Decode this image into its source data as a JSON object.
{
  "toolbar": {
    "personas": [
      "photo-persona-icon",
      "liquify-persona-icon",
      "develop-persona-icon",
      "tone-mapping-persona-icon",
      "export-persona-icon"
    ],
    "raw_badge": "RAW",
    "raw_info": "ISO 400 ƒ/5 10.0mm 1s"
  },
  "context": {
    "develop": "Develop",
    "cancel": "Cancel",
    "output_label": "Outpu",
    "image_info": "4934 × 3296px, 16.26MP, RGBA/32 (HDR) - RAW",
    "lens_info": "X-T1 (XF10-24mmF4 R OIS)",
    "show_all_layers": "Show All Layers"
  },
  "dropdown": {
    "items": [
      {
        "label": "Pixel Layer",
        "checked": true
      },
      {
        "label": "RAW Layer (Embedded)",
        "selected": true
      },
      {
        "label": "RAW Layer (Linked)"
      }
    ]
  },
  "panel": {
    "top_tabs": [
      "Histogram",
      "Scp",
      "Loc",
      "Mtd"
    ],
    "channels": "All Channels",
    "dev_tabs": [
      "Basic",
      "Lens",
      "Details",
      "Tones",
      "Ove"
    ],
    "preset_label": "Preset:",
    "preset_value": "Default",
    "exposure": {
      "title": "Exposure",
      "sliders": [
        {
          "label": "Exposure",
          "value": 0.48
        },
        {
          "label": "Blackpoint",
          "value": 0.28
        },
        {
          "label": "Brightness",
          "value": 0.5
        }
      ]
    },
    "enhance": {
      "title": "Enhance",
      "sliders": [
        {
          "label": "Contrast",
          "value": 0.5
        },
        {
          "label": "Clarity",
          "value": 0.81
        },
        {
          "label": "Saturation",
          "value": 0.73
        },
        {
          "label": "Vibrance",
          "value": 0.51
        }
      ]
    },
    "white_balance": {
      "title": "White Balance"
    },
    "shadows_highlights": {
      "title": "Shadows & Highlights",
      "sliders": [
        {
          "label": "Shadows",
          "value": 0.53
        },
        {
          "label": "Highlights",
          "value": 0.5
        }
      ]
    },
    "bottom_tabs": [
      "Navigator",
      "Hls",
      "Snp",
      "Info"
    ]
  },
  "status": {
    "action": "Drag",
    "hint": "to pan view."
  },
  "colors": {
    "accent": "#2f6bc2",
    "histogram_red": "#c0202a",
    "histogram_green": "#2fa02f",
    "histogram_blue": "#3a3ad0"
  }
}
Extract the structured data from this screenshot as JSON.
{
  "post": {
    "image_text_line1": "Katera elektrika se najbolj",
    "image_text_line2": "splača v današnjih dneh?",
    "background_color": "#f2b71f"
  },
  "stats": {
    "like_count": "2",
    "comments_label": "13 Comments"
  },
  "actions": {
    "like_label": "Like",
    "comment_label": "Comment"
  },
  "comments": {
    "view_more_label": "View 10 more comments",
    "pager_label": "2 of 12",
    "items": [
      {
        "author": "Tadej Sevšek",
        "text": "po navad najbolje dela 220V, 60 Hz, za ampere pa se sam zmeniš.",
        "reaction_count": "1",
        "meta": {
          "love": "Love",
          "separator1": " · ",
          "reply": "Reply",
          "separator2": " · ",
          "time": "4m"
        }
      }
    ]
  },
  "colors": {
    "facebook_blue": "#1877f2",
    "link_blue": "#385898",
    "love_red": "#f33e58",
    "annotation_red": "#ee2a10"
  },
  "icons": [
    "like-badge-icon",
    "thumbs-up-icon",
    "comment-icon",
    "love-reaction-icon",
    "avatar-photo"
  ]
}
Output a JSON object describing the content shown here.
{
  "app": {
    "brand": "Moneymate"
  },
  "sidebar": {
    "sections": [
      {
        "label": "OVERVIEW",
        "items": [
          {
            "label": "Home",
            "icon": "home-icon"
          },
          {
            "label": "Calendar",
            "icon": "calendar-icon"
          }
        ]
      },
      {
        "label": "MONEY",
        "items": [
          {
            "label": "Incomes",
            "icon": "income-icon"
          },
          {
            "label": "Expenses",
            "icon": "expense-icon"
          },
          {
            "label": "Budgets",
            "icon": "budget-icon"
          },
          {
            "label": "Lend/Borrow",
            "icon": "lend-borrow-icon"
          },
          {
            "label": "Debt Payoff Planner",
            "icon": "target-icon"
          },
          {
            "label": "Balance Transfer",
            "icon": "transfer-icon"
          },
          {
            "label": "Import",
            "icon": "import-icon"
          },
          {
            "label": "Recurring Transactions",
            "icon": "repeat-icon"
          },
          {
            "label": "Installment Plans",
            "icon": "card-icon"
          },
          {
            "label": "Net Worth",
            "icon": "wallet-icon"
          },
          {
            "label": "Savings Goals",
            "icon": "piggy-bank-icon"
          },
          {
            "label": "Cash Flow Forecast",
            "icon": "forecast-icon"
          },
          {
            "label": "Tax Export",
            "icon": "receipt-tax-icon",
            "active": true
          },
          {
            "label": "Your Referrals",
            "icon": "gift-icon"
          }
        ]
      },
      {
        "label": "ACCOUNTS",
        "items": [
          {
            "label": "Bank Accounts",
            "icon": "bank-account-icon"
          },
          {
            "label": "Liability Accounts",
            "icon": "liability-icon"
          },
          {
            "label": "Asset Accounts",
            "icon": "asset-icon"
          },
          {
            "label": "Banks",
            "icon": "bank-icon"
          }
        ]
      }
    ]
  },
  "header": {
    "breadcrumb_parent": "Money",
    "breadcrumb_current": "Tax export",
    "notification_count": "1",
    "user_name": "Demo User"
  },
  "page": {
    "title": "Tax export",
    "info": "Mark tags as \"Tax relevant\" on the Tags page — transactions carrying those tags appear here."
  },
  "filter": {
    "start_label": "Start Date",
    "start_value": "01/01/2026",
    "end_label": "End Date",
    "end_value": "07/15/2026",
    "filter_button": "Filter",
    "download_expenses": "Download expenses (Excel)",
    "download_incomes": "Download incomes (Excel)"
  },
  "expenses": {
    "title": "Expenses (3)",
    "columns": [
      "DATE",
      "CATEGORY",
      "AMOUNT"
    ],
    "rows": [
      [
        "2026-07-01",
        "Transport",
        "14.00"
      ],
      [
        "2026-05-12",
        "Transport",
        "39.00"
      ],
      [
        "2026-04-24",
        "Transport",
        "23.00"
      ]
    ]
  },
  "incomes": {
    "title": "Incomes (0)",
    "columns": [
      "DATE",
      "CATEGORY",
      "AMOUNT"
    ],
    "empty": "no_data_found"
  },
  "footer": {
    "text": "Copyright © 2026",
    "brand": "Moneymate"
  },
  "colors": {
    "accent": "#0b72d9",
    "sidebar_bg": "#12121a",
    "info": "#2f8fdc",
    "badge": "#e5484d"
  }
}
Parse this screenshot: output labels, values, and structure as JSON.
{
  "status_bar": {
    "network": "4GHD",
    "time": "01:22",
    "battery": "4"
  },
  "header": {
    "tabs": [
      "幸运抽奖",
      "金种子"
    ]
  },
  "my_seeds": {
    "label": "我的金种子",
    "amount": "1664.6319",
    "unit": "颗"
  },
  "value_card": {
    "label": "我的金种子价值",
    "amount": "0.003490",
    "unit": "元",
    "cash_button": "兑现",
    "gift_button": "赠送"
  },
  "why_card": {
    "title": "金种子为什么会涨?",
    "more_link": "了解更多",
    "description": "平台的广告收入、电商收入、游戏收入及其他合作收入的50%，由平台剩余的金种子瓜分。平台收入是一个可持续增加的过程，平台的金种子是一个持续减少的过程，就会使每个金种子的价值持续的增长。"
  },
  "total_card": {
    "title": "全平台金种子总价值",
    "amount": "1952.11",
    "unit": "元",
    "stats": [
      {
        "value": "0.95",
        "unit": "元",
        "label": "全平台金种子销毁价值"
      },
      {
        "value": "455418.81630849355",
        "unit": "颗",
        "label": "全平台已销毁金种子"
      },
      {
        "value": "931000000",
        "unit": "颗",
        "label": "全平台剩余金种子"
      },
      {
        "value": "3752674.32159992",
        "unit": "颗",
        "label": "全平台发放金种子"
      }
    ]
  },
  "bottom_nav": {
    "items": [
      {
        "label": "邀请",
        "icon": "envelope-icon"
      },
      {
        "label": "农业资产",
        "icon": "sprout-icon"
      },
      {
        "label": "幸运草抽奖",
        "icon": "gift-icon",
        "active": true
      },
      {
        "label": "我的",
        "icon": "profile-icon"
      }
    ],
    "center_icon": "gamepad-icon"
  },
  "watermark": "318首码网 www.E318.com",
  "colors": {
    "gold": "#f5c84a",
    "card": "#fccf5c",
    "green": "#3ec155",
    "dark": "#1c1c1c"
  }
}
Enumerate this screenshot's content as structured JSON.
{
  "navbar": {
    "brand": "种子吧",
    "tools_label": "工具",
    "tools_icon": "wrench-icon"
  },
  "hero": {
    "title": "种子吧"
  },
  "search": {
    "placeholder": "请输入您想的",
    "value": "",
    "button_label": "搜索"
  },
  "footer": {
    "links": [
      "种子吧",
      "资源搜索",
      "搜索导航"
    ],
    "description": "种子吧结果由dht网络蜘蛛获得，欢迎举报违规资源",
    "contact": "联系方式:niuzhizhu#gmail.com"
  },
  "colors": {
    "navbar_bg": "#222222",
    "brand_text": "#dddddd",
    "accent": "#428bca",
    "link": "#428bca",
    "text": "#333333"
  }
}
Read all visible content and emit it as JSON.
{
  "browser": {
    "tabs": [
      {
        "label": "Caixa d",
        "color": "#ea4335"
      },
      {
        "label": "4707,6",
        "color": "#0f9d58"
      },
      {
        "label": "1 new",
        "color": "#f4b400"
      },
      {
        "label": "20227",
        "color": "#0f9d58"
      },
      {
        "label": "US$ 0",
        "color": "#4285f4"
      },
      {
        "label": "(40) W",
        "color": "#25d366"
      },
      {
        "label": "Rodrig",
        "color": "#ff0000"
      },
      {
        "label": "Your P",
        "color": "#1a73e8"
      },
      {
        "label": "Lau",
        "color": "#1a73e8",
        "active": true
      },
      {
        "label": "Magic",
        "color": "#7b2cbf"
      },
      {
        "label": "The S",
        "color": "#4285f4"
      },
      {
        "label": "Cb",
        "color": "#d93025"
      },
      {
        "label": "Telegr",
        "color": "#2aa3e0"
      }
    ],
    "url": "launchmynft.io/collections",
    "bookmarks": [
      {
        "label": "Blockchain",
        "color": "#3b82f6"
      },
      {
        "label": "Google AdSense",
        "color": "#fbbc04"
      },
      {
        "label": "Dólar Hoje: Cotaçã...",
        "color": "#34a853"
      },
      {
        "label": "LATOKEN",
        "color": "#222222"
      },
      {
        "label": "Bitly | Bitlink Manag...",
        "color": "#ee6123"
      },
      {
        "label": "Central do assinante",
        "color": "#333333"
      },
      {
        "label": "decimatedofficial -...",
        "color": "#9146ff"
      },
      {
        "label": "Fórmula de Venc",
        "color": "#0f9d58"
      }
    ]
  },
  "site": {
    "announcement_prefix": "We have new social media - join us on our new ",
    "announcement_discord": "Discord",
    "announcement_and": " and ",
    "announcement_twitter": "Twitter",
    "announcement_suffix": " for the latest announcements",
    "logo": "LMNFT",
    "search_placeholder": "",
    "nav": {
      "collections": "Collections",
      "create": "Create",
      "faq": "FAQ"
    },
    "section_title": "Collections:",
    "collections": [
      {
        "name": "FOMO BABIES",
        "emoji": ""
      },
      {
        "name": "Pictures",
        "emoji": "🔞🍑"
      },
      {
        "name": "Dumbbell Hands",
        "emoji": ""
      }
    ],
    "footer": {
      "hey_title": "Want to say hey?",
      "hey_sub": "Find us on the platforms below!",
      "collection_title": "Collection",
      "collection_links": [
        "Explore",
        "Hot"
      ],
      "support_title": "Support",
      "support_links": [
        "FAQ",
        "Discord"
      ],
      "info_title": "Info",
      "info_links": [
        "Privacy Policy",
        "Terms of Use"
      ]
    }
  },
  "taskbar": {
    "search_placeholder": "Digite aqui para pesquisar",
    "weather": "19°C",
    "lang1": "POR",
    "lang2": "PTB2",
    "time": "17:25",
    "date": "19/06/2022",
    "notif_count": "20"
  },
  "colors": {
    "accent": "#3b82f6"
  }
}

● **What the task requires**
Examine the records and pull out every line where the string "content" occurs.

● **Answer to the task**
Output a JSON object describing the content shown here.
Enumerate this screenshot's content as structured JSON.
Read all visible content and emit it as JSON.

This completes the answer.